| Objective |
From the records below, pull each line that has "across".

| Rows |
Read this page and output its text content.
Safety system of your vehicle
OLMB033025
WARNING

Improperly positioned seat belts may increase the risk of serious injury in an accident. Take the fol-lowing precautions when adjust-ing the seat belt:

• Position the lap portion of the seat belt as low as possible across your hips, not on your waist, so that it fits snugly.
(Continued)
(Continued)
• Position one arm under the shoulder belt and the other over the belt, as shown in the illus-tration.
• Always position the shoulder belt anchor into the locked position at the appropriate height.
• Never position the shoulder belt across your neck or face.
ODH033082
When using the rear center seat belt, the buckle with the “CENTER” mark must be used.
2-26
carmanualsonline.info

...

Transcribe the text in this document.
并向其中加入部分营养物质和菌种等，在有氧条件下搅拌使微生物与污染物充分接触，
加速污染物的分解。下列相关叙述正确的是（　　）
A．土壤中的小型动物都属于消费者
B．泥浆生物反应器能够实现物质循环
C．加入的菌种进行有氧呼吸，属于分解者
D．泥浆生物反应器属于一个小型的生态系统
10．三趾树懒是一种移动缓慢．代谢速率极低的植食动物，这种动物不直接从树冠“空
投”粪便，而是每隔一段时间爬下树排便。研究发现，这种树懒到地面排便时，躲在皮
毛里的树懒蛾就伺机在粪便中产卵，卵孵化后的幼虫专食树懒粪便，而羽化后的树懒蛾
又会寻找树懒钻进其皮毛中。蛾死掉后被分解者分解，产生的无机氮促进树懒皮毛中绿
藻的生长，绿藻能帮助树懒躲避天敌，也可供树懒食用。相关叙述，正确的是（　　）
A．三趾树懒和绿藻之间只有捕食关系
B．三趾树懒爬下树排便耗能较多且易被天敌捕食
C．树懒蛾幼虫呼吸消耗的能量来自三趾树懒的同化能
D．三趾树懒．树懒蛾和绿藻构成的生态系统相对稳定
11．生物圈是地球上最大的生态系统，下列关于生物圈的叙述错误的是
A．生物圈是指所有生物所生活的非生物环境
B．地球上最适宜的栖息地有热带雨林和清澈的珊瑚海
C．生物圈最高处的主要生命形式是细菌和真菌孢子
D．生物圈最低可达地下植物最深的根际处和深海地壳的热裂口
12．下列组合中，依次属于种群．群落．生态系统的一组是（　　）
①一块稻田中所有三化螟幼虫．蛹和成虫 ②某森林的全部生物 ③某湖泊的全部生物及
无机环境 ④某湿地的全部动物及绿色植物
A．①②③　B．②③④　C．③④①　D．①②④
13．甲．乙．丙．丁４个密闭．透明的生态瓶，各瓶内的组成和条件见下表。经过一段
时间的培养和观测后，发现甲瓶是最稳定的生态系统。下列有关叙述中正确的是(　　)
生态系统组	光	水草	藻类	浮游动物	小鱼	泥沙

| Full answer |
• Position the lap portion of the seat belt as low as possible across your hips, not on your waist, so that it fits snugly.
• Never position the shoulder belt across your neck or face.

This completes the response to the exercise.